- [Required work]: Show all lines that include the string "from"; copy each one.

>> begin Supplied entries

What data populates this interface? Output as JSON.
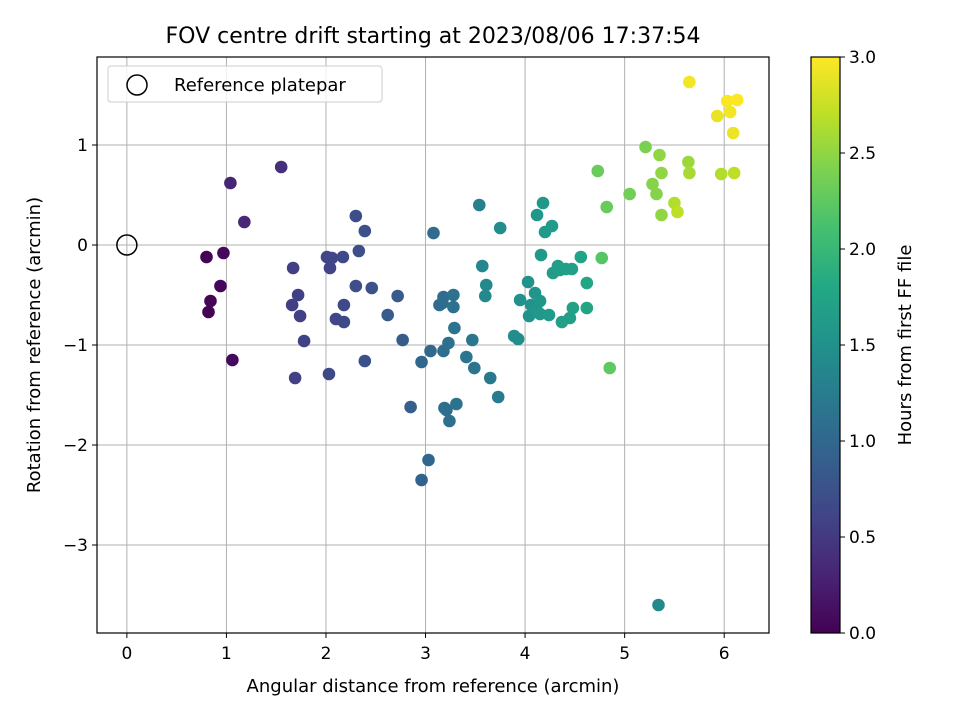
{
  "chart_data": {
    "type": "scatter",
    "title": "FOV centre drift starting at 2023/08/06 17:37:54",
    "xlabel": "Angular distance from reference (arcmin)",
    "ylabel": "Rotation from reference (arcmin)",
    "xlim": [
      -0.3,
      6.45
    ],
    "ylim": [
      -3.88,
      1.88
    ],
    "x_ticks": [
      0,
      1,
      2,
      3,
      4,
      5,
      6
    ],
    "y_ticks": [
      -3,
      -2,
      -1,
      0,
      1
    ],
    "grid": true,
    "legend": {
      "placement": "top-left",
      "entries": [
        "Reference platepar"
      ]
    },
    "reference_point": {
      "x": 0,
      "y": 0,
      "marker": "open-circle"
    },
    "colorbar": {
      "label": "Hours from first FF file",
      "range": [
        0,
        3
      ],
      "ticks": [
        0.0,
        0.5,
        1.0,
        1.5,
        2.0,
        2.5,
        3.0
      ],
      "tick_labels": [
        "0.0",
        "0.5",
        "1.0",
        "1.5",
        "2.0",
        "2.5",
        "3.0"
      ],
      "colormap": [
        "#440154",
        "#482475",
        "#414487",
        "#355f8d",
        "#2a788e",
        "#21918c",
        "#22a884",
        "#44bf70",
        "#7ad151",
        "#bddf26",
        "#fde725"
      ]
    },
    "series": [
      {
        "points": [
          {
            "x": 0.8,
            "y": -0.12,
            "c": 0.02
          },
          {
            "x": 0.82,
            "y": -0.67,
            "c": 0.03
          },
          {
            "x": 0.84,
            "y": -0.56,
            "c": 0.04
          },
          {
            "x": 0.94,
            "y": -0.41,
            "c": 0.05
          },
          {
            "x": 0.97,
            "y": -0.08,
            "c": 0.07
          },
          {
            "x": 1.06,
            "y": -1.15,
            "c": 0.08
          },
          {
            "x": 1.04,
            "y": 0.62,
            "c": 0.3
          },
          {
            "x": 1.18,
            "y": 0.23,
            "c": 0.35
          },
          {
            "x": 1.55,
            "y": 0.78,
            "c": 0.4
          },
          {
            "x": 1.67,
            "y": -0.23,
            "c": 0.55
          },
          {
            "x": 1.66,
            "y": -0.6,
            "c": 0.55
          },
          {
            "x": 1.72,
            "y": -0.5,
            "c": 0.56
          },
          {
            "x": 1.74,
            "y": -0.71,
            "c": 0.57
          },
          {
            "x": 1.69,
            "y": -1.33,
            "c": 0.57
          },
          {
            "x": 1.78,
            "y": -0.96,
            "c": 0.58
          },
          {
            "x": 2.01,
            "y": -0.12,
            "c": 0.6
          },
          {
            "x": 2.04,
            "y": -0.23,
            "c": 0.61
          },
          {
            "x": 2.06,
            "y": -0.13,
            "c": 0.62
          },
          {
            "x": 2.1,
            "y": -0.74,
            "c": 0.63
          },
          {
            "x": 2.17,
            "y": -0.12,
            "c": 0.64
          },
          {
            "x": 2.18,
            "y": -0.6,
            "c": 0.65
          },
          {
            "x": 2.18,
            "y": -0.77,
            "c": 0.66
          },
          {
            "x": 2.03,
            "y": -1.29,
            "c": 0.67
          },
          {
            "x": 2.3,
            "y": 0.29,
            "c": 0.7
          },
          {
            "x": 2.3,
            "y": -0.41,
            "c": 0.71
          },
          {
            "x": 2.33,
            "y": -0.06,
            "c": 0.72
          },
          {
            "x": 2.39,
            "y": 0.14,
            "c": 0.73
          },
          {
            "x": 2.39,
            "y": -1.16,
            "c": 0.74
          },
          {
            "x": 2.46,
            "y": -0.43,
            "c": 0.75
          },
          {
            "x": 2.62,
            "y": -0.7,
            "c": 0.85
          },
          {
            "x": 2.72,
            "y": -0.51,
            "c": 0.86
          },
          {
            "x": 2.77,
            "y": -0.95,
            "c": 0.87
          },
          {
            "x": 2.85,
            "y": -1.62,
            "c": 0.9
          },
          {
            "x": 2.96,
            "y": -2.35,
            "c": 0.95
          },
          {
            "x": 2.96,
            "y": -1.17,
            "c": 1.0
          },
          {
            "x": 3.03,
            "y": -2.15,
            "c": 1.0
          },
          {
            "x": 3.05,
            "y": -1.06,
            "c": 1.02
          },
          {
            "x": 3.08,
            "y": 0.12,
            "c": 1.05
          },
          {
            "x": 3.14,
            "y": -0.6,
            "c": 1.05
          },
          {
            "x": 3.17,
            "y": -0.58,
            "c": 1.06
          },
          {
            "x": 3.18,
            "y": -0.52,
            "c": 1.07
          },
          {
            "x": 3.18,
            "y": -1.06,
            "c": 1.08
          },
          {
            "x": 3.19,
            "y": -1.63,
            "c": 1.08
          },
          {
            "x": 3.21,
            "y": -1.65,
            "c": 1.09
          },
          {
            "x": 3.23,
            "y": -0.98,
            "c": 1.1
          },
          {
            "x": 3.24,
            "y": -1.76,
            "c": 1.1
          },
          {
            "x": 3.28,
            "y": -0.5,
            "c": 1.11
          },
          {
            "x": 3.28,
            "y": -0.62,
            "c": 1.12
          },
          {
            "x": 3.29,
            "y": -0.83,
            "c": 1.13
          },
          {
            "x": 3.31,
            "y": -1.59,
            "c": 1.14
          },
          {
            "x": 3.41,
            "y": -1.12,
            "c": 1.16
          },
          {
            "x": 3.47,
            "y": -0.95,
            "c": 1.17
          },
          {
            "x": 3.49,
            "y": -1.23,
            "c": 1.18
          },
          {
            "x": 3.65,
            "y": -1.33,
            "c": 1.2
          },
          {
            "x": 3.73,
            "y": -1.52,
            "c": 1.22
          },
          {
            "x": 3.54,
            "y": 0.4,
            "c": 1.3
          },
          {
            "x": 3.57,
            "y": -0.21,
            "c": 1.35
          },
          {
            "x": 3.6,
            "y": -0.51,
            "c": 1.4
          },
          {
            "x": 3.61,
            "y": -0.4,
            "c": 1.4
          },
          {
            "x": 3.75,
            "y": 0.17,
            "c": 1.45
          },
          {
            "x": 3.89,
            "y": -0.91,
            "c": 1.45
          },
          {
            "x": 3.93,
            "y": -0.94,
            "c": 1.46
          },
          {
            "x": 3.95,
            "y": -0.55,
            "c": 1.5
          },
          {
            "x": 4.03,
            "y": -0.37,
            "c": 1.52
          },
          {
            "x": 4.04,
            "y": -0.71,
            "c": 1.52
          },
          {
            "x": 4.06,
            "y": -0.6,
            "c": 1.53
          },
          {
            "x": 4.1,
            "y": -0.48,
            "c": 1.55
          },
          {
            "x": 4.12,
            "y": -0.66,
            "c": 1.56
          },
          {
            "x": 4.12,
            "y": 0.3,
            "c": 1.57
          },
          {
            "x": 4.15,
            "y": -0.56,
            "c": 1.58
          },
          {
            "x": 4.15,
            "y": -0.69,
            "c": 1.59
          },
          {
            "x": 4.16,
            "y": -0.1,
            "c": 1.6
          },
          {
            "x": 4.18,
            "y": 0.42,
            "c": 1.61
          },
          {
            "x": 4.2,
            "y": 0.13,
            "c": 1.62
          },
          {
            "x": 4.24,
            "y": -0.7,
            "c": 1.63
          },
          {
            "x": 4.27,
            "y": 0.19,
            "c": 1.64
          },
          {
            "x": 4.28,
            "y": -0.28,
            "c": 1.65
          },
          {
            "x": 4.33,
            "y": -0.21,
            "c": 1.66
          },
          {
            "x": 4.35,
            "y": -0.25,
            "c": 1.67
          },
          {
            "x": 4.37,
            "y": -0.77,
            "c": 1.68
          },
          {
            "x": 4.41,
            "y": -0.24,
            "c": 1.69
          },
          {
            "x": 4.45,
            "y": -0.73,
            "c": 1.7
          },
          {
            "x": 4.47,
            "y": -0.24,
            "c": 1.7
          },
          {
            "x": 4.48,
            "y": -0.63,
            "c": 1.71
          },
          {
            "x": 4.56,
            "y": -0.12,
            "c": 1.72
          },
          {
            "x": 4.62,
            "y": -0.63,
            "c": 1.75
          },
          {
            "x": 4.62,
            "y": -0.38,
            "c": 1.78
          },
          {
            "x": 4.73,
            "y": 0.74,
            "c": 2.3
          },
          {
            "x": 4.77,
            "y": -0.13,
            "c": 2.2
          },
          {
            "x": 4.82,
            "y": 0.38,
            "c": 2.3
          },
          {
            "x": 4.85,
            "y": -1.23,
            "c": 2.25
          },
          {
            "x": 5.05,
            "y": 0.51,
            "c": 2.35
          },
          {
            "x": 5.21,
            "y": 0.98,
            "c": 2.4
          },
          {
            "x": 5.28,
            "y": 0.61,
            "c": 2.45
          },
          {
            "x": 5.32,
            "y": 0.51,
            "c": 2.45
          },
          {
            "x": 5.34,
            "y": -3.6,
            "c": 1.4
          },
          {
            "x": 5.35,
            "y": 0.9,
            "c": 2.5
          },
          {
            "x": 5.37,
            "y": 0.72,
            "c": 2.5
          },
          {
            "x": 5.37,
            "y": 0.3,
            "c": 2.5
          },
          {
            "x": 5.5,
            "y": 0.42,
            "c": 2.65
          },
          {
            "x": 5.53,
            "y": 0.33,
            "c": 2.7
          },
          {
            "x": 5.64,
            "y": 0.83,
            "c": 2.55
          },
          {
            "x": 5.65,
            "y": 0.72,
            "c": 2.6
          },
          {
            "x": 5.65,
            "y": 1.63,
            "c": 2.95
          },
          {
            "x": 5.93,
            "y": 1.29,
            "c": 2.9
          },
          {
            "x": 5.97,
            "y": 0.71,
            "c": 2.65
          },
          {
            "x": 6.03,
            "y": 1.44,
            "c": 2.98
          },
          {
            "x": 6.06,
            "y": 1.33,
            "c": 2.95
          },
          {
            "x": 6.09,
            "y": 1.12,
            "c": 2.92
          },
          {
            "x": 6.1,
            "y": 0.72,
            "c": 2.7
          },
          {
            "x": 6.13,
            "y": 1.45,
            "c": 3.0
          }
        ]
      }
    ]
  }
}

>> end Supplied entries

- [Output below]:
    "xlabel": "Angular distance from reference (arcmin)",
    "ylabel": "Rotation from reference (arcmin)",
      "label": "Hours from first FF file",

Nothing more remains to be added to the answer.